(Layout region records)
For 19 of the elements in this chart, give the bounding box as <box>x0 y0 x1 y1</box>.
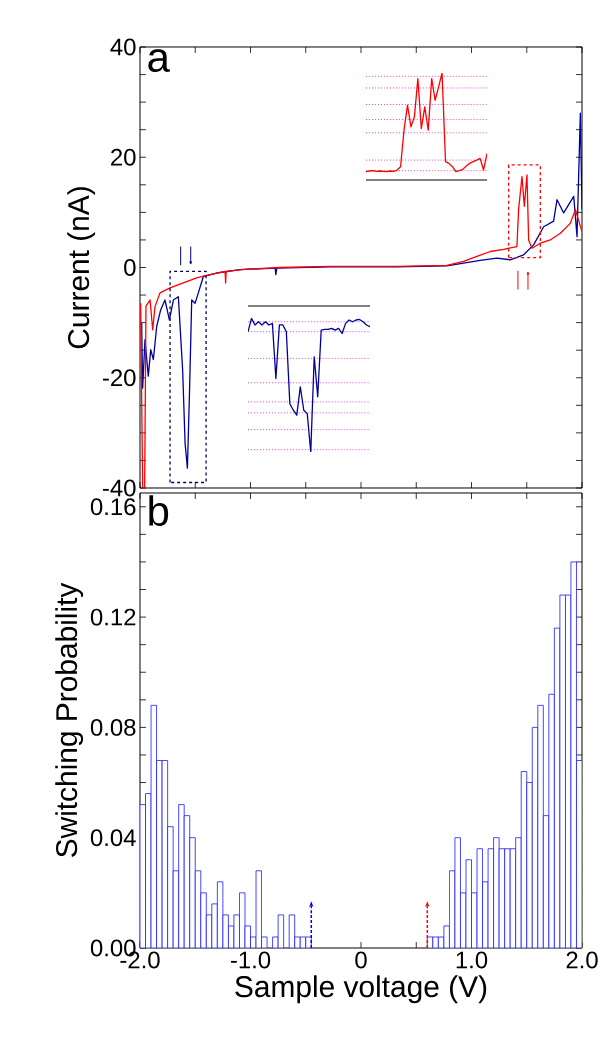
y-axis-title: Switching Probability <box>55 582 84 858</box>
y-tick-label: 0.08 <box>90 718 136 736</box>
y-tick-label: 0 <box>124 259 136 276</box>
chart-title: a <box>148 49 170 73</box>
y-tick-label: 0.04 <box>90 829 136 847</box>
y-axis-title: Current (nA) <box>67 187 96 349</box>
x-tick-label: 2.0 <box>566 951 598 969</box>
y-tick-label: 20 <box>111 148 136 166</box>
y-tick-label: 0.12 <box>90 608 136 626</box>
y-tick-label: 0.16 <box>90 498 136 516</box>
y-tick-label: -20 <box>102 369 136 387</box>
x-tick-label: 0 <box>355 951 367 969</box>
x-tick-label: 1.0 <box>456 951 488 969</box>
y-tick-label: -40 <box>102 479 136 497</box>
line-series <box>141 112 582 469</box>
x-axis-title: Sample voltage (V) <box>235 975 487 1004</box>
x-tick-label: -1.0 <box>230 951 271 969</box>
y-tick-label: 40 <box>110 38 136 56</box>
chart-title: b <box>149 495 169 526</box>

■ **THE TASK**
Copy out every line of the listing above word for word, omitting the picture.

■ **SOLUTION TO THIS PROBLEM**
For 19 of the elements in this chart, give the bounding box as <box>x0 y0 x1 y1</box>.
y-axis-title: Switching Probability <box>55 582 84 858</box>
y-tick-label: 0.08 <box>90 718 136 736</box>
y-tick-label: 0 <box>124 259 136 276</box>
chart-title: a <box>148 49 170 73</box>
y-tick-label: 0.04 <box>90 829 136 847</box>
y-axis-title: Current (nA) <box>67 187 96 349</box>
x-tick-label: 2.0 <box>566 951 598 969</box>
y-tick-label: 20 <box>111 148 136 166</box>
y-tick-label: 0.12 <box>90 608 136 626</box>
y-tick-label: 0.16 <box>90 498 136 516</box>
y-tick-label: -20 <box>102 369 136 387</box>
x-tick-label: 0 <box>355 951 367 969</box>
x-tick-label: 1.0 <box>456 951 488 969</box>
y-tick-label: -40 <box>102 479 136 497</box>
line-series <box>141 112 582 469</box>
x-axis-title: Sample voltage (V) <box>235 975 487 1004</box>
x-tick-label: -1.0 <box>230 951 271 969</box>
y-tick-label: 40 <box>110 38 136 56</box>
chart-title: b <box>149 495 169 526</box>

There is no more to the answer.